(Data entries)
--- Start ---

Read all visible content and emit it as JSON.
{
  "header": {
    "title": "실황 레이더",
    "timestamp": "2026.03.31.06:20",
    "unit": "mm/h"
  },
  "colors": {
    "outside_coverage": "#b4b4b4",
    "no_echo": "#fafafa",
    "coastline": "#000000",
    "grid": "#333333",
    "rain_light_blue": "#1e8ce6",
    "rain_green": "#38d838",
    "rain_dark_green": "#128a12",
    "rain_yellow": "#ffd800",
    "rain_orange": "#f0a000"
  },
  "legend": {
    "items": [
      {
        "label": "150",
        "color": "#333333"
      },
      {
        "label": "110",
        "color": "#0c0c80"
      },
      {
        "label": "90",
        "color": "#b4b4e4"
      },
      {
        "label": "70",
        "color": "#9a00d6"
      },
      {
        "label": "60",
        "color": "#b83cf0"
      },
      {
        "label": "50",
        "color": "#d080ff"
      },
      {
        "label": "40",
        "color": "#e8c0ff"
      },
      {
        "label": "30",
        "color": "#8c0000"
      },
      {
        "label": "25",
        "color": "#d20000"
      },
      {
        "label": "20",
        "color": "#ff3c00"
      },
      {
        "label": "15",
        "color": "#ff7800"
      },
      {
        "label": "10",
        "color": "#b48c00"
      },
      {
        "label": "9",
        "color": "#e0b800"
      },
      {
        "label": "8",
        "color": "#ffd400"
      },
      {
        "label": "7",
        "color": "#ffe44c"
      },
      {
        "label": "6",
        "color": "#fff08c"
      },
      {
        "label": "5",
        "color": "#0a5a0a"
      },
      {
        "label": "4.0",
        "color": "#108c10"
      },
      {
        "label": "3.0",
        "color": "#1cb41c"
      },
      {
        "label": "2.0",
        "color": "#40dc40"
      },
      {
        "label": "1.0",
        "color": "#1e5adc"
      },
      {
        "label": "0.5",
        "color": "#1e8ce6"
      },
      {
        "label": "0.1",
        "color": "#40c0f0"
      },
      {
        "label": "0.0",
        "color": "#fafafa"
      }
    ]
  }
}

--- End ---

§ **Work to be completed**:
Would you copy out each line exactly as written?

§ **Exercise response**:
Read all visible content and emit it as JSON.
{
  "header": {
    "title": "실황 레이더",
    "timestamp": "2026.03.31.06:20",
    "unit": "mm/h"
  },
  "colors": {
    "outside_coverage": "#b4b4b4",
    "no_echo": "#fafafa",
    "coastline": "#000000",
    "grid": "#333333",
    "rain_light_blue": "#1e8ce6",
    "rain_green": "#38d838",
    "rain_dark_green": "#128a12",
    "rain_yellow": "#ffd800",
    "rain_orange": "#f0a000"
  },
  "legend": {
    "items": [
      {
        "label": "150",
        "color": "#333333"
      },
      {
        "label": "110",
        "color": "#0c0c80"
      },
      {
        "label": "90",
        "color": "#b4b4e4"
      },
      {
        "label": "70",
        "color": "#9a00d6"
      },
      {
        "label": "60",
        "color": "#b83cf0"
      },
      {
        "label": "50",
        "color": "#d080ff"
      },
      {
        "label": "40",
        "color": "#e8c0ff"
      },
      {
        "label": "30",
        "color": "#8c0000"
      },
      {
        "label": "25",
        "color": "#d20000"
      },
      {
        "label": "20",
        "color": "#ff3c00"
      },
      {
        "label": "15",
        "color": "#ff7800"
      },
      {
        "label": "10",
        "color": "#b48c00"
      },
      {
        "label": "9",
        "color": "#e0b800"
      },
      {
        "label": "8",
        "color": "#ffd400"
      },
      {
        "label": "7",
        "color": "#ffe44c"
      },
      {
        "label": "6",
        "color": "#fff08c"
      },
      {
        "label": "5",
        "color": "#0a5a0a"
      },
      {
        "label": "4.0",
        "color": "#108c10"
      },
      {
        "label": "3.0",
        "color": "#1cb41c"
      },
      {
        "label": "2.0",
        "color": "#40dc40"
      },
      {
        "label": "1.0",
        "color": "#1e5adc"
      },
      {
        "label": "0.5",
        "color": "#1e8ce6"
      },
      {
        "label": "0.1",
        "color": "#40c0f0"
      },
      {
        "label": "0.0",
        "color": "#fafafa"
      }
    ]
  }
}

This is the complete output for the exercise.